▶ **Task brief**: Find the word "PAURA" in the material below and gather every line that contains it.
— start of Data entries —
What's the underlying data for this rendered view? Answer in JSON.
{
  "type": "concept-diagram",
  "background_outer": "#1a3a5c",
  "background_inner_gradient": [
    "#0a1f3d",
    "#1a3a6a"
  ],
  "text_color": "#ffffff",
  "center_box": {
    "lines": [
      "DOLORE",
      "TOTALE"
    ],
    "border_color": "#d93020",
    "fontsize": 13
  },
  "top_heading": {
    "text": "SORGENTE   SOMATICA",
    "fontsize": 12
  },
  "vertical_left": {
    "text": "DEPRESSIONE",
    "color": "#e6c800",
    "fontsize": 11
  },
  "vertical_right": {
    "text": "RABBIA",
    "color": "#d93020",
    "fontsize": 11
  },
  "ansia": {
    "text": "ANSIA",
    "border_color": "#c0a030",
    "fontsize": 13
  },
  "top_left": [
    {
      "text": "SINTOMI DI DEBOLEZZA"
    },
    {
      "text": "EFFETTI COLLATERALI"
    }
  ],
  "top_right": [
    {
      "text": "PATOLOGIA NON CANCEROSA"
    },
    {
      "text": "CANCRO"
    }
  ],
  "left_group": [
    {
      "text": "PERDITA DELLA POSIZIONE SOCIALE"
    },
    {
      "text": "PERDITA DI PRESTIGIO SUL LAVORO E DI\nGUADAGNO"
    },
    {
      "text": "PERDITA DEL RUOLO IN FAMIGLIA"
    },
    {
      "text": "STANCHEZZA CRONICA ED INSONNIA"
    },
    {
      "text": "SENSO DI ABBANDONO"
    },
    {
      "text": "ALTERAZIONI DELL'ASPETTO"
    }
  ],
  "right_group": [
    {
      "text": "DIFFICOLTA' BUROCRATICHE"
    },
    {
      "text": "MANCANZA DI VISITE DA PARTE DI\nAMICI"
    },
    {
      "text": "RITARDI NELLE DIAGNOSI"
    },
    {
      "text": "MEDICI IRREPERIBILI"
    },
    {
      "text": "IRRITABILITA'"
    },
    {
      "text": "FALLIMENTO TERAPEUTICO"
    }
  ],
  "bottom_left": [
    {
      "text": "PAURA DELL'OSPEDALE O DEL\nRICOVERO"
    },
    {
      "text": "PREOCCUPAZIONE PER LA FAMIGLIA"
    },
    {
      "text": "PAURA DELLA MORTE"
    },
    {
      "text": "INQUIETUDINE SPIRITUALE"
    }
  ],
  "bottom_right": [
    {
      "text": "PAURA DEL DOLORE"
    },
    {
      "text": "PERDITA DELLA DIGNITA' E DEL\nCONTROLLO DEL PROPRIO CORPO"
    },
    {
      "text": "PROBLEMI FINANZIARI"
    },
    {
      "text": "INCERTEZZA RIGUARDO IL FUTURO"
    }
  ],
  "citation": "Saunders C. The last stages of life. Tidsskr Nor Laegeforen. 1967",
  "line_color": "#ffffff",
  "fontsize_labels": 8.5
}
— end of Data entries —
▶ **Task solution**:
      "text": "PAURA DELL'OSPEDALE O DEL\nRICOVERO"
      "text": "PAURA DELLA MORTE"
      "text": "PAURA DEL DOLORE"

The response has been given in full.